» Provided text:
Just a few things I came across while cursing the subway for making me miss my train back to Pittsburgh for the high Christian Holiday...
Theft, Inc.
If your wallet feels a little lighter today, odds are it has little to do with the job market or Mandatory Consumption Day (NYSE: XMAS). No, credit your reduced weight to the one-two government intervention combo delivered by President Bush and Treasury Secretary Hank Paulson. The former approved throwing almost $18 Billion at an auto industry that could fuck up a free lunch. The latter warned Congress to open up the remaining $350 Billion in bailout money because, gee, he already spent the other $350 Billion on candy and records.
"I will be [expletive deleted]-ing vindicated"
Mr. Blagoo addressed the media today, pulling a "Fuck you, I'm denying everything" worthy of Ted Stevens. Early indications suggest the defense's strategy will consist primarily of equal parts "I was just kidding when I said those things" and "You can't prove shit, motherfuckers." This should go well.
Limbaugh, staying classy
Bravely seizing upon the opportunity afforded him by a criminal act, Rush today cracked wise about the mugging of Morning Joe co-host Mika Brzezinski. Said Limbaugh, "What happened to Mika Brzezinski is exactly why we need permanent, across-the-board tax cuts. If we cannot keep more of our own money, muggers are going to have to work over time."

» Task 1: In the news roundup, write out the passage from "Mr. Blagoo addressed" to "should go well." again, replacing "the media" with "reporters".
» Task 2: Carry on the news roundup past its final sentence.

» Recorded data:
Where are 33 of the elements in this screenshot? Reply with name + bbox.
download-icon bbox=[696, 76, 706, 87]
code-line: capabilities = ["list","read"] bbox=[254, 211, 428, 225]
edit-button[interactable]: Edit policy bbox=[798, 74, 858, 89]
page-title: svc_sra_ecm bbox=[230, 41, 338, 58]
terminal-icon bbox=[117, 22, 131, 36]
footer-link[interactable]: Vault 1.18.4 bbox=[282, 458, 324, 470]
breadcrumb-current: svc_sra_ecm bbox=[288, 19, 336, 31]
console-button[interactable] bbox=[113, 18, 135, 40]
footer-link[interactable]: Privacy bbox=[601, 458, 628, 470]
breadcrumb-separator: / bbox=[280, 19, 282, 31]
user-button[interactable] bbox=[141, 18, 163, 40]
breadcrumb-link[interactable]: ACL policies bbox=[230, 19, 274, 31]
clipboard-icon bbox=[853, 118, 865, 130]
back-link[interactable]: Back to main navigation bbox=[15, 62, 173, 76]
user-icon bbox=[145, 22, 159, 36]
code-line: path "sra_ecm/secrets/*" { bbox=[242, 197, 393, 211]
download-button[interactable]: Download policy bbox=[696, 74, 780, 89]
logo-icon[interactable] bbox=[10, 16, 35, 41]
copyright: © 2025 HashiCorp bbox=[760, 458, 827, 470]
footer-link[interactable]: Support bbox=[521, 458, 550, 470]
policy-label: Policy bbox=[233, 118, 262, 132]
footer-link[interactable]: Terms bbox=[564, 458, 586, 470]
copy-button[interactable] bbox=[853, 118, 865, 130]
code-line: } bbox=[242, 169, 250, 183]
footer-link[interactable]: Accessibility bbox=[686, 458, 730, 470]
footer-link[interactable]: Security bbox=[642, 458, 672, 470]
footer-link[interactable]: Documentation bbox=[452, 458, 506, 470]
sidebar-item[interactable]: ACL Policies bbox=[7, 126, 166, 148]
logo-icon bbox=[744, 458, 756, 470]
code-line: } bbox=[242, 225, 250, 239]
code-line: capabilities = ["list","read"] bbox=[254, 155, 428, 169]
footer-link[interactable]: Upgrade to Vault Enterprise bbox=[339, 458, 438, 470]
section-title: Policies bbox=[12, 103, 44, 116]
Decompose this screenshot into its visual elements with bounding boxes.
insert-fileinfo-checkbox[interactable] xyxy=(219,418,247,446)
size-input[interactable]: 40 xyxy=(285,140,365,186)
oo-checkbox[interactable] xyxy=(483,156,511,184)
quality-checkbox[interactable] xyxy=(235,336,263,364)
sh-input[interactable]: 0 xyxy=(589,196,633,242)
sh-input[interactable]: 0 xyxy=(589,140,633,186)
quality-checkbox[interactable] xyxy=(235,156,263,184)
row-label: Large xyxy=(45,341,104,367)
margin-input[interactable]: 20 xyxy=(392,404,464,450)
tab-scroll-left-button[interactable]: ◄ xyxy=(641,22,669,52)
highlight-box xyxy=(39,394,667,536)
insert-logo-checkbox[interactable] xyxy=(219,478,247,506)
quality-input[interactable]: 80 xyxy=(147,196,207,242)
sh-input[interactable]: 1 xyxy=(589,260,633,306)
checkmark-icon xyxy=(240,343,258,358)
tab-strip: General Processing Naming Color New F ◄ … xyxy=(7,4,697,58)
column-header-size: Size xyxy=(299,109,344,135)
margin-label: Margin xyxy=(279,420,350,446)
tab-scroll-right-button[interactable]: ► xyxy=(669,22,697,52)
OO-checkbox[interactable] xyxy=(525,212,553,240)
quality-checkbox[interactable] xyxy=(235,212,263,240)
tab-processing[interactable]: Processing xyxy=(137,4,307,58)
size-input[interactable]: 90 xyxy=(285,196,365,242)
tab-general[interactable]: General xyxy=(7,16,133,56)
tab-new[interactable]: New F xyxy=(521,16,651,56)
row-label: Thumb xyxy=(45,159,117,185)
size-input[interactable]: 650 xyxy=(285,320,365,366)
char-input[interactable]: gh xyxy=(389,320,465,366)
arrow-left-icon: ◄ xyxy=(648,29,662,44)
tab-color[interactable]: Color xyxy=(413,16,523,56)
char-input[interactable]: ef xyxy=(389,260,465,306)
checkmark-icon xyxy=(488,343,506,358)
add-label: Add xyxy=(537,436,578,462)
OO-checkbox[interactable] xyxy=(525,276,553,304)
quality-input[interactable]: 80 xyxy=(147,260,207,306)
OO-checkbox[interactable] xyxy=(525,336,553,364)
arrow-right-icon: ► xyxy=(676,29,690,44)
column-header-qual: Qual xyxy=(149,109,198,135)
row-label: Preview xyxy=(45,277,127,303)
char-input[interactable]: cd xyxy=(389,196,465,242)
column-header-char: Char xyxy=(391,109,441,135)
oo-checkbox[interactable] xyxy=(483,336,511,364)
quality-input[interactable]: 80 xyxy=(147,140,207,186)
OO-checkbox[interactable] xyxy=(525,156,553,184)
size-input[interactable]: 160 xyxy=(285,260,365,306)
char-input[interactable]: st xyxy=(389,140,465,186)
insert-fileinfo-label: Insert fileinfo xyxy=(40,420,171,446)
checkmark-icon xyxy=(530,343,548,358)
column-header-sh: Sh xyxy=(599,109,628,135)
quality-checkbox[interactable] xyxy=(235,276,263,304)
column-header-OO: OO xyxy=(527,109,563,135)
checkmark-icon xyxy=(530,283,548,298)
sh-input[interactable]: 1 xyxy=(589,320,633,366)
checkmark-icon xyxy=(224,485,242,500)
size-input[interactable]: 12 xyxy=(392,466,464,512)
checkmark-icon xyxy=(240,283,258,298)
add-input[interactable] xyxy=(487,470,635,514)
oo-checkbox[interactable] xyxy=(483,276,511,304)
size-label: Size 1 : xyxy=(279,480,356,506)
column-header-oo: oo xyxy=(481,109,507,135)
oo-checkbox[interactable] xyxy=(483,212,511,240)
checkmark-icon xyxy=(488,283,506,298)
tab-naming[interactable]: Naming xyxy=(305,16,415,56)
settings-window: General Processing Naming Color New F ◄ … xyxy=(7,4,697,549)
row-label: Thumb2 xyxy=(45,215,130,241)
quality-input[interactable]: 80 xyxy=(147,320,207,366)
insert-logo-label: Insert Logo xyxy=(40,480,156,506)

» Response area 1:
Mr. Blagoo addressed reporters today, pulling a "Fuck you, I'm denying everything" worthy of Ted Stevens. Early indications suggest the defense's strategy will consist primarily of equal parts "I was just kidding when I said those things" and "You can't prove shit, motherfuckers." This should go well.

» Response area 2:
Crater of Doom a myth?
New evidence suggests that the Dinosaurs might not have been killed off by an asteroid after all. According to the Wired blog, "Huge volcanic eruptions that belched sulfur into the air for around 10,000 years could have killed the dinosaurs..." Creationist backlash touting this as evidence of the inherent flaws in science to commence in 3... 2...
Hail, Idiocy!
A couple who named their child Adolph Hitler Campbell is pissed at ShopRite for refusing to make a birthday cake with the lad's name on it. The couple, whose two year-old daughter is named JoyceLynn Aryan Nation Campbell, claimed they just wanted to give their children unique names that no one else would think of. If they continue to procreate, Vegas odds currently 1:3 that the next child will be named Pol Pot Stalin Mussolini Vader Campbell.